==== THE RECORDS

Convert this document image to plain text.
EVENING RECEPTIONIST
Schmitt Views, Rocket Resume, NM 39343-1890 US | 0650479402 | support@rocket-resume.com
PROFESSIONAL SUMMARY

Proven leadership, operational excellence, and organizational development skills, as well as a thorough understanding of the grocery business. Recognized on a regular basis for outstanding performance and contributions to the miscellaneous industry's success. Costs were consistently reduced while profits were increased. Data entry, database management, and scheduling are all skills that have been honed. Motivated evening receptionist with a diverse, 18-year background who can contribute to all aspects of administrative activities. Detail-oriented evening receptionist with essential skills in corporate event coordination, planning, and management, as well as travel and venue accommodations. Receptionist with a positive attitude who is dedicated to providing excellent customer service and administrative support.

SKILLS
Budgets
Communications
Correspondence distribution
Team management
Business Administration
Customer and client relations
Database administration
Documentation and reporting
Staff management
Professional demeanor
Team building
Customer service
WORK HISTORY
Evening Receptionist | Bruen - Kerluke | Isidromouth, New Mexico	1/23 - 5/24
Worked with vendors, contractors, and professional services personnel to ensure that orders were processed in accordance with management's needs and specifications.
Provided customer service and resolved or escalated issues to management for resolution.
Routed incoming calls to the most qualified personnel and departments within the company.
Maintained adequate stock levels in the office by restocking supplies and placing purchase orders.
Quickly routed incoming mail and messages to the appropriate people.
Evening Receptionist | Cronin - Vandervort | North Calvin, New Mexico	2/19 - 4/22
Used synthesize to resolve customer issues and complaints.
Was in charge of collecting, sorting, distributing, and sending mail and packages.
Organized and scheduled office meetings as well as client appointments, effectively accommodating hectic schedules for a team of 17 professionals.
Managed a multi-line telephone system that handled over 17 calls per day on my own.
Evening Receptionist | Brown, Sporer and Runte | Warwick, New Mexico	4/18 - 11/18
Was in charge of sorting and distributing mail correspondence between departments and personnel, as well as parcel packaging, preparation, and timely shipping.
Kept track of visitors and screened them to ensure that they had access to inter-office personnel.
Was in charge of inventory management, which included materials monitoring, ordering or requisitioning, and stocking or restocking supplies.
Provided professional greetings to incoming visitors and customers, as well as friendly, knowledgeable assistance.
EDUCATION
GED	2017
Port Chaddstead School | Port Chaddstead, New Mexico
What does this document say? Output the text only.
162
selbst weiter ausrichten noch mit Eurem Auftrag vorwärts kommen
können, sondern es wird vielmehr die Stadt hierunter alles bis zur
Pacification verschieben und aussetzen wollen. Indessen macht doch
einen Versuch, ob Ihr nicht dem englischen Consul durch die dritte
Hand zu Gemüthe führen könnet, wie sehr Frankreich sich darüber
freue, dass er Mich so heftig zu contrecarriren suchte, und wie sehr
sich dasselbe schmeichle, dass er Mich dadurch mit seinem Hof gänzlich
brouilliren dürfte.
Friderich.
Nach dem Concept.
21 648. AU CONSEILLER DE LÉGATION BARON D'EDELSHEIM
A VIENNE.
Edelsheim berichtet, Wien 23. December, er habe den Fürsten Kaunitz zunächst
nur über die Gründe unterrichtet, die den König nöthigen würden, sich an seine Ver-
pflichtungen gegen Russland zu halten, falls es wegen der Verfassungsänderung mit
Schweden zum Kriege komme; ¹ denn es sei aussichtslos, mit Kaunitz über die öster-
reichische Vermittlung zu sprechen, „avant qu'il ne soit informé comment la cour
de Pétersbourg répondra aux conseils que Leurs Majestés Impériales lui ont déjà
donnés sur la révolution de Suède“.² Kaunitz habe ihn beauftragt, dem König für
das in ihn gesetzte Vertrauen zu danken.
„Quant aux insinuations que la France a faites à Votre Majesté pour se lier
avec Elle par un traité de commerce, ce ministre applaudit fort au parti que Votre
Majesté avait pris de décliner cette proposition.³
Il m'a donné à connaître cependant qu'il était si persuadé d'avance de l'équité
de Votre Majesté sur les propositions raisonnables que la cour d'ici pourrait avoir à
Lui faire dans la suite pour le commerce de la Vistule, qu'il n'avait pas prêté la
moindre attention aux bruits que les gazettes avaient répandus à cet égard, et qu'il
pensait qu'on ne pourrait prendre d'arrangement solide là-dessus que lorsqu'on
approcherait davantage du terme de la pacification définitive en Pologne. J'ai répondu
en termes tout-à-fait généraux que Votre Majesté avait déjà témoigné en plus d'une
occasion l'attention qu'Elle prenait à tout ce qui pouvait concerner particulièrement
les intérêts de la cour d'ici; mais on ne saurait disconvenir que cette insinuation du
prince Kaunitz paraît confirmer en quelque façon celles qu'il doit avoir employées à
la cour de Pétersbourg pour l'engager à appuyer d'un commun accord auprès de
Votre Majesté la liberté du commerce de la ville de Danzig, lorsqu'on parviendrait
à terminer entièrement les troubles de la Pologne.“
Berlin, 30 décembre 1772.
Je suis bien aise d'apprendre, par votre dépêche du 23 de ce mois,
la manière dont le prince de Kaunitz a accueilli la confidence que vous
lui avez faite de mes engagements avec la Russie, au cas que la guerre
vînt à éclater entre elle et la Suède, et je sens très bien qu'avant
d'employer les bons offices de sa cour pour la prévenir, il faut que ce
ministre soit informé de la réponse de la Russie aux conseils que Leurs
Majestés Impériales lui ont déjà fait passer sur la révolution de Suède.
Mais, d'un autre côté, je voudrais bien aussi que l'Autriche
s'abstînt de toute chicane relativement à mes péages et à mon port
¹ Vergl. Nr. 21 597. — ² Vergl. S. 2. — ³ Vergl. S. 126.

========

TASK DIRECTIONS ▸
Gather every line from the listing above in which "client" appears, and copy those lines.

ANSWER TO THIS EXERCISE ▸
Customer and client relations
Organized and scheduled office meetings as well as client appointments, effectively accommodating hectic schedules for a team of 17 professionals.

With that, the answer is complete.